> **To do**:
Reproduce word for word the passage of the talk abstracts starting at "In this focus" and ending at "the main ideas.".

> **Text excerpt**:
============

In this focus talk, I will discuss some recent work that aims at improving our understanding of the dynamics of transport in these plasmas as much as at constructing mathematical models better suited to capturing them then the ones currently available. The basic tools used are continuous-time-random walks (CTRWs) and/or fractional differential equations (FDEs), both of which can accommodate this lack of characteristic scales. Numerous examples obtained from numerical simulations and experiments will be used to illustrate the main ideas.

      D. L. Shepelyansky  (Univ. Paul Sabatier, France) - Directed transport and chaos in asymmetric nanostructures

    A board of rigid disks on a triangular lattice has been invented by Galton in 1889 to demonstrate the appearance of statistical laws from dynamical motion. This system, also called periodic Lorentz gas, has been proved to be completely chaotic by Sinai in 60th. The dynamics remains chaotic also for semi-disks scatterers oriented in one direction. In this case the inversion symmetry is broken but the directed transport remains forbidden by the detailed balance principle. This remains true also in presence of polarized monochromatic force produced by microwave radiation. However, when dissipation is present, a new stationary state is born from chaos as shown in [1]. It is characterized by a directed transport which can be efficiently controlled by the microwave polarization even if mean force is zero. Being universal this effect exists for Maxwell or Fermi-Dirac thermostatted gas moving between semi-disks in presence of a microwave field [2-5]. Nowadays technology allows to realize the semi-disk Galton board with a two-dimensional electron gas in a superlattice of micron size antidots. In this case the theory predicts appearance of strong currents induced by microwave fields. This opens new possibilities for creation of room temperature detectors of terahertz radiation.

      T. H. Solomon  (Bucknell College, USA) - Experimental studies of advection-reaction-diffusion systems

    We present the results of experiments on the effects of chaotic fluid mixing on the dynamics or reacting systems. The flows studied include a blinking vortex flow and a chain of alternating vortices. The reaction is the oscillatory or excitable state of the well-known Belousov-Zhabotinsky chemical reaction. Three sets of experiments are described. (1) Experiments in a blinking vortex flow demonstrate that chemical patterns for the oscillatory reaction reflect the structures predicted by numerical models of the mixing fields for the flow. (2) Synchronization of oscillating reactions in an extended flow (a chain of vortices) is found to be enhanced significantly by the presence of superdiffusive transport characterized by Levy flights that connect different parts of the flow. (3) Front propagation is investigated in a chain of alternating and oscillating vortices that are coupled by chaotic mixing. It is found that the fronts mode-lock onto the frequency of the oscillation of the vortices. The effects of superdiffusion on the mode-locking is also investigated.

============

> **Extracted information**:

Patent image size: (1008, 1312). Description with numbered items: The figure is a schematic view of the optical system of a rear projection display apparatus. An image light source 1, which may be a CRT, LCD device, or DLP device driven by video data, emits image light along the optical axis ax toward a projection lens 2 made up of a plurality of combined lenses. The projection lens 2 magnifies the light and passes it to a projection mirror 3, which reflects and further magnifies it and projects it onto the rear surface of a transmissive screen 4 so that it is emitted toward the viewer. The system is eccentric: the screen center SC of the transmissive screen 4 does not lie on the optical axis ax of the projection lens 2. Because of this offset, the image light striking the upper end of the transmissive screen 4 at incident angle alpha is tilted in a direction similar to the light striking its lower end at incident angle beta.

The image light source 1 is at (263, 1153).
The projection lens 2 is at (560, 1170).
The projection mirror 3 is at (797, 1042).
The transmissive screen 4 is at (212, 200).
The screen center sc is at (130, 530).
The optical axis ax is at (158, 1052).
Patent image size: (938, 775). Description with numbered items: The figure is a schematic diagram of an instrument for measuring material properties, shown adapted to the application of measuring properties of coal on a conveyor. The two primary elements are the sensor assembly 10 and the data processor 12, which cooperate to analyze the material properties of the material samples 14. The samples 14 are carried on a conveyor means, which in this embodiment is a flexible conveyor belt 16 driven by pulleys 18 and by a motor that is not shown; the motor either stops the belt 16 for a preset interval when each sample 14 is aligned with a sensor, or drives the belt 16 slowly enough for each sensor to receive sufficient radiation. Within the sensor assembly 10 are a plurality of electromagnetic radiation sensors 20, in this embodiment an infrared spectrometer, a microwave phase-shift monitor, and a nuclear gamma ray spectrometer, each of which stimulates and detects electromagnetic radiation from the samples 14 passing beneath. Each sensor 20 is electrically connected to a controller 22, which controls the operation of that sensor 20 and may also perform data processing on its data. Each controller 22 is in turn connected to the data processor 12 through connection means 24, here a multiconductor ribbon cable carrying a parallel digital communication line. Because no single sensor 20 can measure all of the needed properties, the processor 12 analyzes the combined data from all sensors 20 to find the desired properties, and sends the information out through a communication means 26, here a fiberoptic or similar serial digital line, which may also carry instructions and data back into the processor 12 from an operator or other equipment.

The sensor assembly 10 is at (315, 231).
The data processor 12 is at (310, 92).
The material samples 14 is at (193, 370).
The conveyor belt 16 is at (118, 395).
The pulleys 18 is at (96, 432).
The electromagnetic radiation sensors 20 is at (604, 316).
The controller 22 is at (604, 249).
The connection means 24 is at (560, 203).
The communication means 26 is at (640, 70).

============

> **Solution**:
In this focus talk, I will discuss some recent work that aims at improving our understanding of the dynamics of transport in these plasmas as much as at constructing mathematical models better suited to capturing them then the ones currently available. The basic tools used are continuous-time-random walks (CTRWs) and/or fractional differential equations (FDEs), both of which can accommodate this lack of characteristic scales. Numerous examples obtained from numerical simulations and experiments will be used to illustrate the main ideas.